__Text excerpt__.
>>>

Citizens of Heaven

February 20, 2022

Citizens of Heaven

Preacher:
Passage: Philippians 1:27 "Above all, you must live (as citizens of Heaven), conducting yourselves in a manner worthy of the Good News about Christ."
Service Type:

In May of 1974, Jan and I boarded an El Al flight in Tel Aviv and headed home. We had lived in Jerusalem since the summer of 1973. During that year we studied the history, explored the land, and gathered for worship with a wide and wonderful assortment of people.

It was a non-stop flight, some 14 hours as I recall. It was the end of the most formative experience of my adult life. I remember everything, to quote John Prine. But in particular, I remember flying into New York and catching a glimpse, for the first time, of the grand lady of American aspirations, the Statue of Liberty. “I lift my lamp beside the golden door,” the poet wrote. A surge of adrenaline shot through my soul and a stream of teams welled up in my eyes. I was glad to be home. I was glad this is my home.

What did the poet write? “Breathes there the man, with soul so dead, who never to himself hath said, ‘This is my own, my native land’?”

I am proud to be an American. I was glad to get home to the United States. Since then, I have traveled to Europe, Africa, and South America. But I saw and felt with Scottish poet, ‘This is my own, my native land.’

I.

Paul had some of this emotion in him. In this little letter to the Philippians, he describes his Jewish identity. From start to finish, from beginning to end, Paul—or Saul, to use his given name—was a Jew, born in Tarsus in modern day Turkey. He moved to Jerusalem, studied Torah, and pursued the way of the Pharisees, then the most bible-focused, law-abiding of all the ways of being a Jew.

Paul had earlier claimed his Roman citizenship. You recall the story. Paul and Silas were arrested for disturbing the peace in Philippi. They were stripped and beaten and thrown into jail, into the inner dungeon, the text says. The next morning, the magistrates sent word for them to be released. But do you recall what Paul said? “No way! They beat us and threw us into jail without a trial. We are Roman citizens. So now they want us to leave secretly? No way! You tell those magistrates to come here personally and make amends.”

Paul was aware of his Jewish heritage, and he embraced his rights as a Roman. More than that, he traveled much of the known world: Judea and Arabia, Asia and Greece, the islands of the Mediterranean, and the capital city itself Rome. He was in many ways a citizen of the world.

But he had a deeper, wider connection with Jesus. He was, he
proudly claimed, a citizen of heaven!! It was this passport that he treasured most; it was this loyalty that shaped his soul and determined his decisions.

He wrote to the churches of Ephesus: “You are no long strangers and aliens, but you are fellow citizens with the saints.” He wrote to these Philippians asserting, “We are citizens of heaven.”

Last Sunday in this very sanctuary we had two guests. One is a Mexican native, the other a Russian native. Both met in the United States and became citizens. Today they work in Kyiv, Ukraine. Between them, they carry four passports. They speak four languages, at least. They are citizens of the world. I admire them greatly.

<<<

__Task list__.
**A)** Reproduce the portion of the sermon between "He wrote to the churches" and "admire them greatly.", inclusive.
**B)** Answer these questions from the sermon:
(i) From which city did the flight home in May 1974 depart?
(ii) In which city were Paul and Silas arrested for disturbing the peace?
(iii) Where do last Sunday's two guests work today?

__Data shown__.
>>>

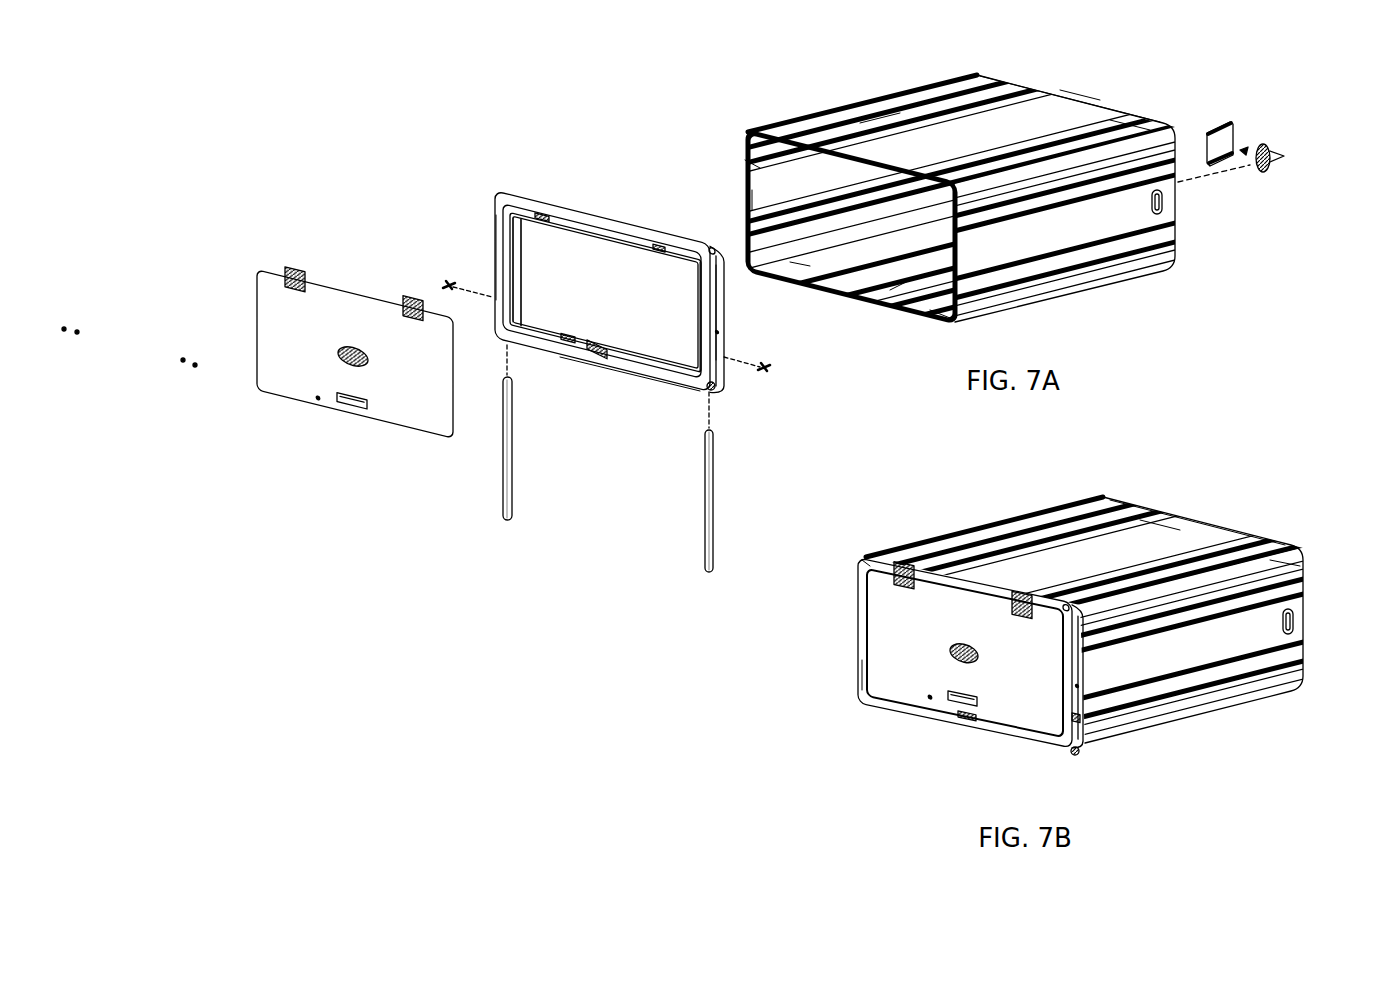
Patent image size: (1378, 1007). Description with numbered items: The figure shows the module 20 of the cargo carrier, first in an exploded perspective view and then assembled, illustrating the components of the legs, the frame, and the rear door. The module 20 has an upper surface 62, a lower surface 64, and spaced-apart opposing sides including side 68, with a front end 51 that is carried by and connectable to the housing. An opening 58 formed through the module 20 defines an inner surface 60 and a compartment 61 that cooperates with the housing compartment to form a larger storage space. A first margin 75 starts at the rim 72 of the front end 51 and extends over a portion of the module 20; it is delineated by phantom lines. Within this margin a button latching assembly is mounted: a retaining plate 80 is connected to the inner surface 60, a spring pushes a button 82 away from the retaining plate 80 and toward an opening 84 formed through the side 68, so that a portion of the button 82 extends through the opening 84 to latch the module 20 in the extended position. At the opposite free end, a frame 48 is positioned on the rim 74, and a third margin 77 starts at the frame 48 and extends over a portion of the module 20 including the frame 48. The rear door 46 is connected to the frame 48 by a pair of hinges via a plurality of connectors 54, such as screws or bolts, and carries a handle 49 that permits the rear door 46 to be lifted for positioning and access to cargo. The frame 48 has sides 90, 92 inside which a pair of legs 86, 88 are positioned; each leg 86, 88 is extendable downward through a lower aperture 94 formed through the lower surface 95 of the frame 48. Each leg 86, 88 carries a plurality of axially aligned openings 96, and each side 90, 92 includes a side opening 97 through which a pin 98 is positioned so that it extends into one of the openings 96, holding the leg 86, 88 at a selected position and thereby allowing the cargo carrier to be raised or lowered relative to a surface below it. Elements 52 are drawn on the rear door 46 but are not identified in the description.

<<<

__Answers provided__.
**A)**
He wrote to the churches of Ephesus: “You are no long strangers and aliens, but you are fellow citizens with the saints.” He wrote to these Philippians asserting, “We are citizens of heaven.”

Last Sunday in this very sanctuary we had two guests. One is a Mexican native, the other a Russian native. Both met in the United States and became citizens. Today they work in Kyiv, Ukraine. Between them, they carry four passports. They speak four languages, at least. They are citizens of the world. I admire them greatly.

**B)**
(i) Tel Aviv
(ii) Philippi
(iii) Kyiv, Ukraine